# DATA SUPPLIED
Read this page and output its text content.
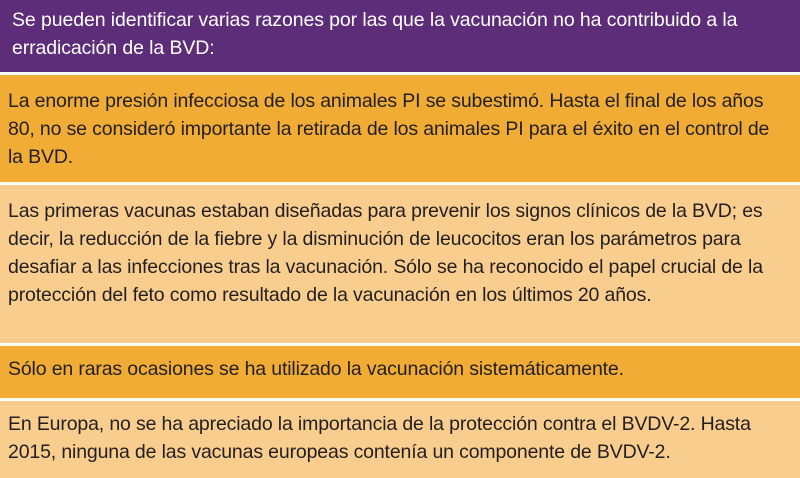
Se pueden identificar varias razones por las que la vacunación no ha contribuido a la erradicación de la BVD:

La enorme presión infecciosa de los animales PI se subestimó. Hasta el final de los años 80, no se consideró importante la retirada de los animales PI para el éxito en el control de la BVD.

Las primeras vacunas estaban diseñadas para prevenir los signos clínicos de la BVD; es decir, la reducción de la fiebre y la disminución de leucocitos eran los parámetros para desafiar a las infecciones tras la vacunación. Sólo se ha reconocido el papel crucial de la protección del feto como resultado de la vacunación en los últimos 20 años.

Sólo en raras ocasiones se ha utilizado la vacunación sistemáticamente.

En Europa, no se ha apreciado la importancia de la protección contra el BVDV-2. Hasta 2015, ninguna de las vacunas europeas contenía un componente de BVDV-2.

* * *

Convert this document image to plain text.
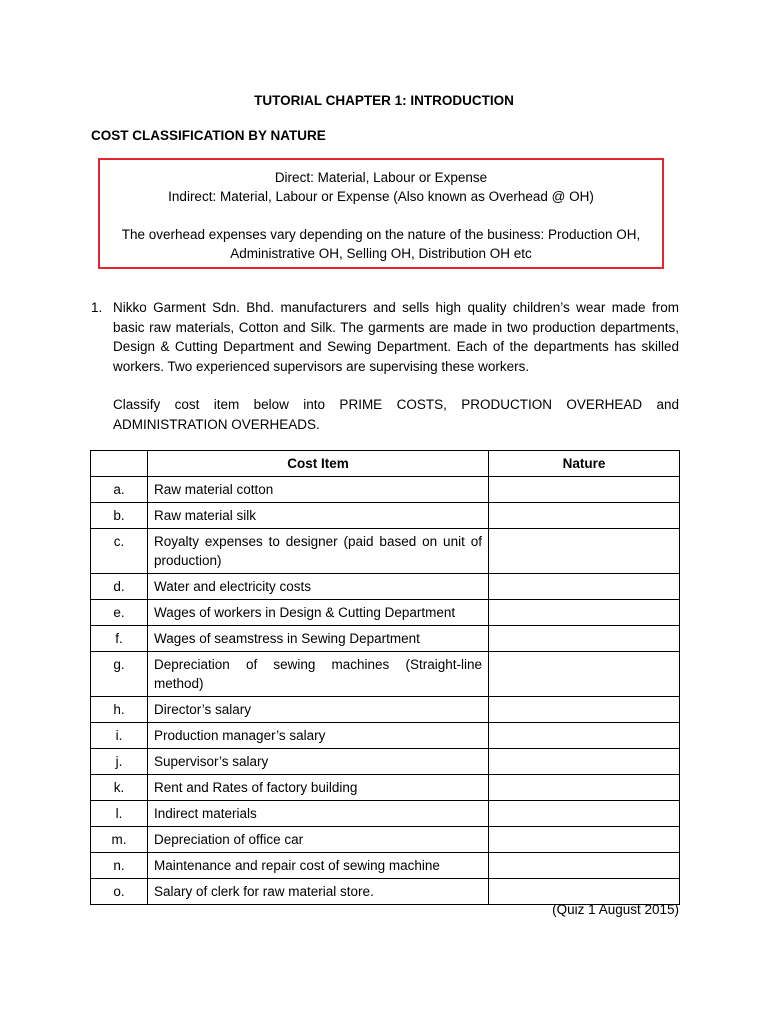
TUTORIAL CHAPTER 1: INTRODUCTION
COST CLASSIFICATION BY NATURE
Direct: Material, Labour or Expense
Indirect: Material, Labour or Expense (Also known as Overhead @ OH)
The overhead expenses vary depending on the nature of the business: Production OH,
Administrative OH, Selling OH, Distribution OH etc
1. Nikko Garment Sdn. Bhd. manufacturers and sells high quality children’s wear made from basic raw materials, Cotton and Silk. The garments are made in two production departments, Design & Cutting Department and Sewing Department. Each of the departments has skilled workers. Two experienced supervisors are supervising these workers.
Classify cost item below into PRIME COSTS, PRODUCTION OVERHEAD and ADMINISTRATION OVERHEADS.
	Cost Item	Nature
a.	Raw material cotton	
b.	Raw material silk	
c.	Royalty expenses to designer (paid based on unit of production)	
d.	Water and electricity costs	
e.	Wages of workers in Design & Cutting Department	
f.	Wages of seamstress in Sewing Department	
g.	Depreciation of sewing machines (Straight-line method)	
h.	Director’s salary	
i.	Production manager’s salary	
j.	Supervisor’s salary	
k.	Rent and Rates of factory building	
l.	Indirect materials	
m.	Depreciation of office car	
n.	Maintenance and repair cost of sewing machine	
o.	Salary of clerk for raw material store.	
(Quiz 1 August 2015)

==

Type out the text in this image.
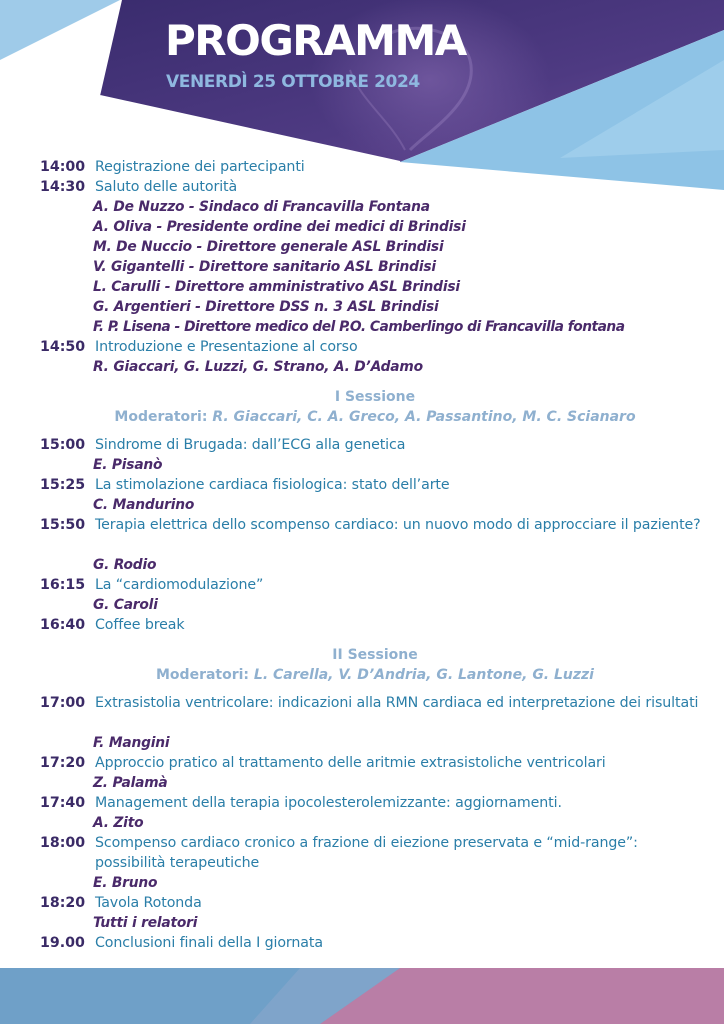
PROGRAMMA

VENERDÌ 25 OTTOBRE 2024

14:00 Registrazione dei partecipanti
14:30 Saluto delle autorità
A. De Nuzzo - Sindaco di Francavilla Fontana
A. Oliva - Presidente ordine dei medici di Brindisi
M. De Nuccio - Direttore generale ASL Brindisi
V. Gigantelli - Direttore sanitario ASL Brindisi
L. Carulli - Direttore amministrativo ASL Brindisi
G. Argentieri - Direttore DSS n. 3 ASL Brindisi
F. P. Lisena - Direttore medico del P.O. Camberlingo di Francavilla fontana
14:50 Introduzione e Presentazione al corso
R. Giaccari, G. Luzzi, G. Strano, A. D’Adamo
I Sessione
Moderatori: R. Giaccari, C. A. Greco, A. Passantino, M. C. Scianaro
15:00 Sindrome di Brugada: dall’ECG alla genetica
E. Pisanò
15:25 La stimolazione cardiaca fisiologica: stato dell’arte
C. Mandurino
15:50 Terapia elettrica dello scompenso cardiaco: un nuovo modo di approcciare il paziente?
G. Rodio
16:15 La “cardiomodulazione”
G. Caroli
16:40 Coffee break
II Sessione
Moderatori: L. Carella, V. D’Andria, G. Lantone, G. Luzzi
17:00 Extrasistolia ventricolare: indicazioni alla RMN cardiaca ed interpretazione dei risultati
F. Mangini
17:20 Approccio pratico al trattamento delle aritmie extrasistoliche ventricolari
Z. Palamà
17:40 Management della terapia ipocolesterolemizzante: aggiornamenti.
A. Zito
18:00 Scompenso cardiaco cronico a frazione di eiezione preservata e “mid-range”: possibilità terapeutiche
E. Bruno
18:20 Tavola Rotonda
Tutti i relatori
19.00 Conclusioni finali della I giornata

# WHAT IS EXPECTED
Across the preceding material, how many lines contain the word "Francavilla"? State the number alone.

# FULL RESPONSE
2